*** Supplied information

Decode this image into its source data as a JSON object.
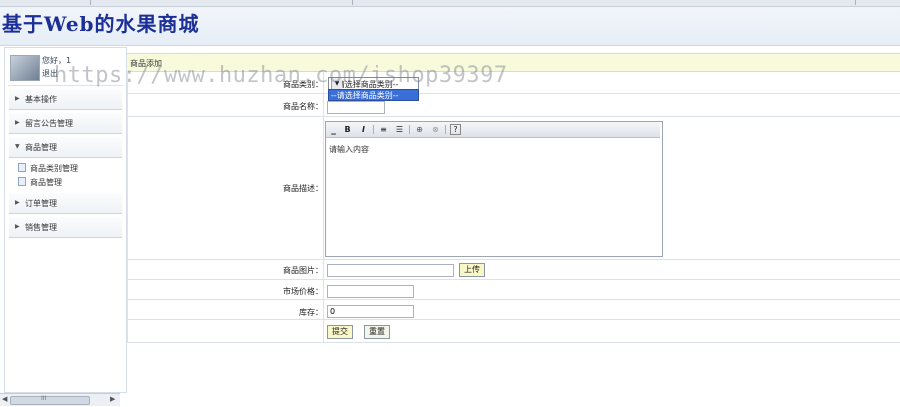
{
  "app": {
    "title": "基于Web的水果商城"
  },
  "user": {
    "greeting": "您好，1",
    "logout_label": "退出"
  },
  "sidebar": {
    "groups": [
      {
        "label": "基本操作"
      },
      {
        "label": "留言公告管理"
      },
      {
        "label": "商品管理"
      },
      {
        "label": "订单管理"
      },
      {
        "label": "销售管理"
      }
    ],
    "subitems": [
      {
        "label": "商品类别管理"
      },
      {
        "label": "商品管理"
      }
    ]
  },
  "form": {
    "header": "商品添加",
    "category": {
      "label": "商品类别：",
      "selected": "--请选择商品类别--",
      "options": [
        "--请选择商品类别--"
      ]
    },
    "name": {
      "label": "商品名称：",
      "value": ""
    },
    "description": {
      "label": "商品描述：",
      "placeholder": "请输入内容"
    },
    "image": {
      "label": "商品图片：",
      "value": "",
      "upload_label": "上传"
    },
    "market_price": {
      "label": "市场价格：",
      "value": ""
    },
    "stock": {
      "label": "库存：",
      "value": "0"
    },
    "submit_label": "提交",
    "reset_label": "重置"
  },
  "editor_toolbar": [
    "B",
    "I",
    "≡",
    "☰",
    "⊕",
    "⊗",
    "?"
  ],
  "watermark": "https://www.huzhan.com/ishop39397",
  "scrollbar": {
    "thumb_label": "III"
  },
  "colors": {
    "title": "#1b2f97",
    "form_header_bg": "#f7fbdc",
    "dropdown_highlight": "#3a6fd8"
  }
}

******

### Task requirements
Reproduce the material above in full and without alteration, but skip all pictures.

### Result for this task
Decode this image into its source data as a JSON object.
{
  "app": {
    "title": "基于Web的水果商城"
  },
  "user": {
    "greeting": "您好，1",
    "logout_label": "退出"
  },
  "sidebar": {
    "groups": [
      {
        "label": "基本操作"
      },
      {
        "label": "留言公告管理"
      },
      {
        "label": "商品管理"
      },
      {
        "label": "订单管理"
      },
      {
        "label": "销售管理"
      }
    ],
    "subitems": [
      {
        "label": "商品类别管理"
      },
      {
        "label": "商品管理"
      }
    ]
  },
  "form": {
    "header": "商品添加",
    "category": {
      "label": "商品类别：",
      "selected": "--请选择商品类别--",
      "options": [
        "--请选择商品类别--"
      ]
    },
    "name": {
      "label": "商品名称：",
      "value": ""
    },
    "description": {
      "label": "商品描述：",
      "placeholder": "请输入内容"
    },
    "image": {
      "label": "商品图片：",
      "value": "",
      "upload_label": "上传"
    },
    "market_price": {
      "label": "市场价格：",
      "value": ""
    },
    "stock": {
      "label": "库存：",
      "value": "0"
    },
    "submit_label": "提交",
    "reset_label": "重置"
  },
  "editor_toolbar": [
    "B",
    "I",
    "≡",
    "☰",
    "⊕",
    "⊗",
    "?"
  ],
  "watermark": "https://www.huzhan.com/ishop39397",
  "scrollbar": {
    "thumb_label": "III"
  },
  "colors": {
    "title": "#1b2f97",
    "form_header_bg": "#f7fbdc",
    "dropdown_highlight": "#3a6fd8"
  }
}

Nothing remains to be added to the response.